- **Exercise directions**: From the entries below, copy every line where the string "this" appears.

- **Recorded information**:
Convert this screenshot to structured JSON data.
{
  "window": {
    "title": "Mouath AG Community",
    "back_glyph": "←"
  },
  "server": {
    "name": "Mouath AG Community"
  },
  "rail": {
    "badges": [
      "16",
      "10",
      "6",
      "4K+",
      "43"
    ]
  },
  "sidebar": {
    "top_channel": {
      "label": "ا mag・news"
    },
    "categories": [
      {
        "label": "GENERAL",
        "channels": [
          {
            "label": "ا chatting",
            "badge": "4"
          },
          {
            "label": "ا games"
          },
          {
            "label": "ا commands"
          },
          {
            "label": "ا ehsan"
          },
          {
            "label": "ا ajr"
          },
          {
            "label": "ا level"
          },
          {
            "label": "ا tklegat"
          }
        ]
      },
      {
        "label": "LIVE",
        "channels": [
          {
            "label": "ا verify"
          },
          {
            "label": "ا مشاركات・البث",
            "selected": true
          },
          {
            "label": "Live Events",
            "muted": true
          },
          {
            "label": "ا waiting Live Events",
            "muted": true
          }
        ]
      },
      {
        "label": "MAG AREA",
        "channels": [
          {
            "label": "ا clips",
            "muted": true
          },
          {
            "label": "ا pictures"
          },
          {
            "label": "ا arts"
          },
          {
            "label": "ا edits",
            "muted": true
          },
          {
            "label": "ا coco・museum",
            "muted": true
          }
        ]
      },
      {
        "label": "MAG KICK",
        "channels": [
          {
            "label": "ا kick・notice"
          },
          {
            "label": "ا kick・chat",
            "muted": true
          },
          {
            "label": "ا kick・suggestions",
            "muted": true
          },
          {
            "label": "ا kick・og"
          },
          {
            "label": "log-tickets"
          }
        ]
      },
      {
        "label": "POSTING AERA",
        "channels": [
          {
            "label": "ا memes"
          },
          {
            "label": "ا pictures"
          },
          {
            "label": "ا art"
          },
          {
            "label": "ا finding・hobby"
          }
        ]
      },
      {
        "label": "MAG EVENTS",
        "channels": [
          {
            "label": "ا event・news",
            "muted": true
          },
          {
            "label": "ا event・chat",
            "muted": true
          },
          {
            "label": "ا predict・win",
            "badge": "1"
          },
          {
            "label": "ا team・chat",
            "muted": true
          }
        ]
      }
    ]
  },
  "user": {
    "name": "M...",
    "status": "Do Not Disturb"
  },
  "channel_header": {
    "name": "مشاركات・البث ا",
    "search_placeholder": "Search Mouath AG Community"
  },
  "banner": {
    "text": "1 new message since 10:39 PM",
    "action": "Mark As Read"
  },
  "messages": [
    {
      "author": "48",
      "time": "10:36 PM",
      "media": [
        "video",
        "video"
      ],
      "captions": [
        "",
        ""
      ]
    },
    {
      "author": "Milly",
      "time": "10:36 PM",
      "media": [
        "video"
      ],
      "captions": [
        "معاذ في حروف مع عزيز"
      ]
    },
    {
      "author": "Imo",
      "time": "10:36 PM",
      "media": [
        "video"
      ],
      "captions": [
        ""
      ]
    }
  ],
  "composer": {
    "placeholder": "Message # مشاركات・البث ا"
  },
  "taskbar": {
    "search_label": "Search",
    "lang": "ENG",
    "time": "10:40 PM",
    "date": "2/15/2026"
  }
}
==
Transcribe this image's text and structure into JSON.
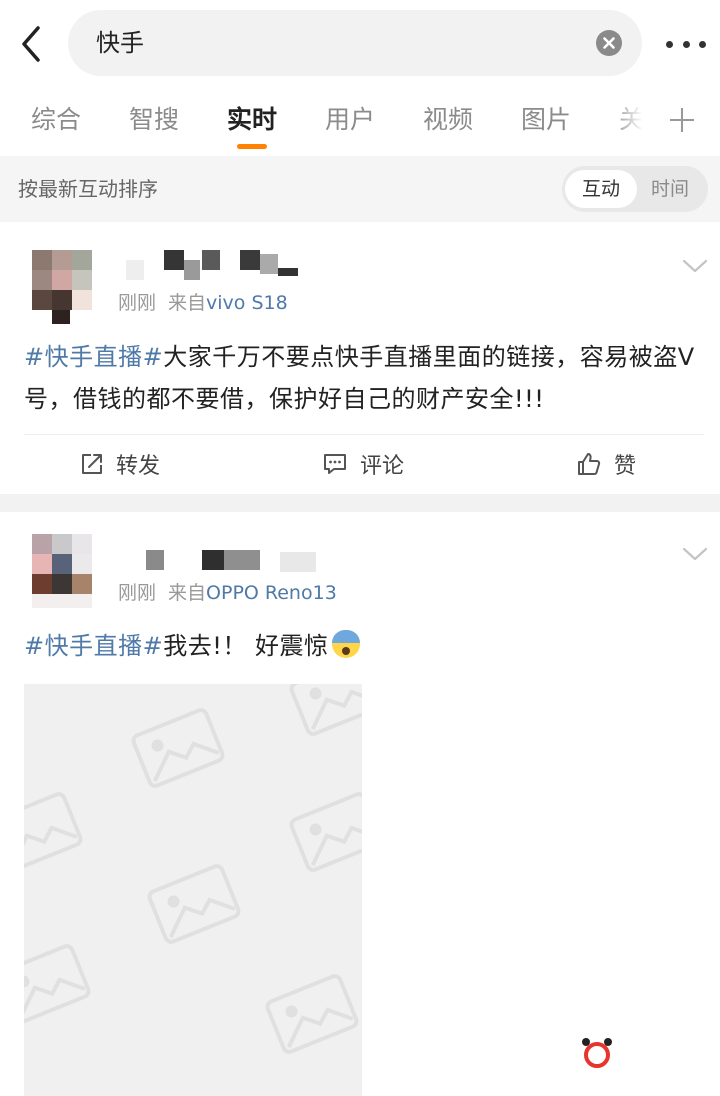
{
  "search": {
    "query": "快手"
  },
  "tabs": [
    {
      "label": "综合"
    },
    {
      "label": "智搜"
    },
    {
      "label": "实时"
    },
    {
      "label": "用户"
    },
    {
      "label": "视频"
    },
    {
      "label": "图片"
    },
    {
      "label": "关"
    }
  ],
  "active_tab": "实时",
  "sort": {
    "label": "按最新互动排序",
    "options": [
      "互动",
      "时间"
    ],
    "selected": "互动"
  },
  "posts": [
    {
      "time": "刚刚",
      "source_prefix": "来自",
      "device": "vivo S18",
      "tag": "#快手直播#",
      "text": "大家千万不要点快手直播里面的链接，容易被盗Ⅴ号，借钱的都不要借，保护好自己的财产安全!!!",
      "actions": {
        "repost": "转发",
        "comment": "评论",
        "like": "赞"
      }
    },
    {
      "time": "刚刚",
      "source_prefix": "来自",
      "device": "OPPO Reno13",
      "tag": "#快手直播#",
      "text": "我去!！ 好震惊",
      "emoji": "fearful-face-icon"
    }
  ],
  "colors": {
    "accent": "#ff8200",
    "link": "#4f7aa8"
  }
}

- **The output**:
Convert this screenshot to structured JSON data.
Transcribe this image's text and structure into JSON.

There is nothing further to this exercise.